#### Data for this exercise:
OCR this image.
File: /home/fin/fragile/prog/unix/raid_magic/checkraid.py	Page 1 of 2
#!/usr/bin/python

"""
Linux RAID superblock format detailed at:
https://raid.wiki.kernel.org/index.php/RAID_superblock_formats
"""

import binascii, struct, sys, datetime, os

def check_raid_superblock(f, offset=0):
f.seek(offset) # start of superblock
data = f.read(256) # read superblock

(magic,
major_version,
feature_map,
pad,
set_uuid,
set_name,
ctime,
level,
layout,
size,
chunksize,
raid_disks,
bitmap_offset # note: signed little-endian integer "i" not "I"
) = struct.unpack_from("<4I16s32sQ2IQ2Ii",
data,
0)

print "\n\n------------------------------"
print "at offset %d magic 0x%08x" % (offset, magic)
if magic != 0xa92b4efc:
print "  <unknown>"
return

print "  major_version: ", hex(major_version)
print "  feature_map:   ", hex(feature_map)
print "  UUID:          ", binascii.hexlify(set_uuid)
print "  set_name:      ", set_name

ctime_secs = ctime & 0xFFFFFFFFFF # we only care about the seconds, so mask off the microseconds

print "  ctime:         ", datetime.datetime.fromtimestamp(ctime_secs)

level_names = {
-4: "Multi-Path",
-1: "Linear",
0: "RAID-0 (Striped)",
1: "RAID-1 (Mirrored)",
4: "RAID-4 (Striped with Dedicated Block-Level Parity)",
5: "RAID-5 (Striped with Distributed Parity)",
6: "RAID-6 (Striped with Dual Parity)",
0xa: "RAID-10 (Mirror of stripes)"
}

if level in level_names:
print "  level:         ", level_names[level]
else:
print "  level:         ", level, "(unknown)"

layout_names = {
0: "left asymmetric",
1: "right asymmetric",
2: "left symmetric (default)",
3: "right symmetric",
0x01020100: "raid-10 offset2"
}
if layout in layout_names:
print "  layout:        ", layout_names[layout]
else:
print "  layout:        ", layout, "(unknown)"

#### Short problem:
Please repeat the listing above in full and exactly.

#### The answer:
OCR this image.
File: /home/fin/fragile/prog/unix/raid_magic/checkraid.py	Page 1 of 2
#!/usr/bin/python

"""
Linux RAID superblock format detailed at:
https://raid.wiki.kernel.org/index.php/RAID_superblock_formats
"""

import binascii, struct, sys, datetime, os

def check_raid_superblock(f, offset=0):
f.seek(offset) # start of superblock
data = f.read(256) # read superblock

(magic,
major_version,
feature_map,
pad,
set_uuid,
set_name,
ctime,
level,
layout,
size,
chunksize,
raid_disks,
bitmap_offset # note: signed little-endian integer "i" not "I"
) = struct.unpack_from("<4I16s32sQ2IQ2Ii",
data,
0)

print "\n\n------------------------------"
print "at offset %d magic 0x%08x" % (offset, magic)
if magic != 0xa92b4efc:
print "  <unknown>"
return

print "  major_version: ", hex(major_version)
print "  feature_map:   ", hex(feature_map)
print "  UUID:          ", binascii.hexlify(set_uuid)
print "  set_name:      ", set_name

ctime_secs = ctime & 0xFFFFFFFFFF # we only care about the seconds, so mask off the microseconds

print "  ctime:         ", datetime.datetime.fromtimestamp(ctime_secs)

level_names = {
-4: "Multi-Path",
-1: "Linear",
0: "RAID-0 (Striped)",
1: "RAID-1 (Mirrored)",
4: "RAID-4 (Striped with Dedicated Block-Level Parity)",
5: "RAID-5 (Striped with Distributed Parity)",
6: "RAID-6 (Striped with Dual Parity)",
0xa: "RAID-10 (Mirror of stripes)"
}

if level in level_names:
print "  level:         ", level_names[level]
else:
print "  level:         ", level, "(unknown)"

layout_names = {
0: "left asymmetric",
1: "right asymmetric",
2: "left symmetric (default)",
3: "right symmetric",
0x01020100: "raid-10 offset2"
}
if layout in layout_names:
print "  layout:        ", layout_names[layout]
else:
print "  layout:        ", layout, "(unknown)"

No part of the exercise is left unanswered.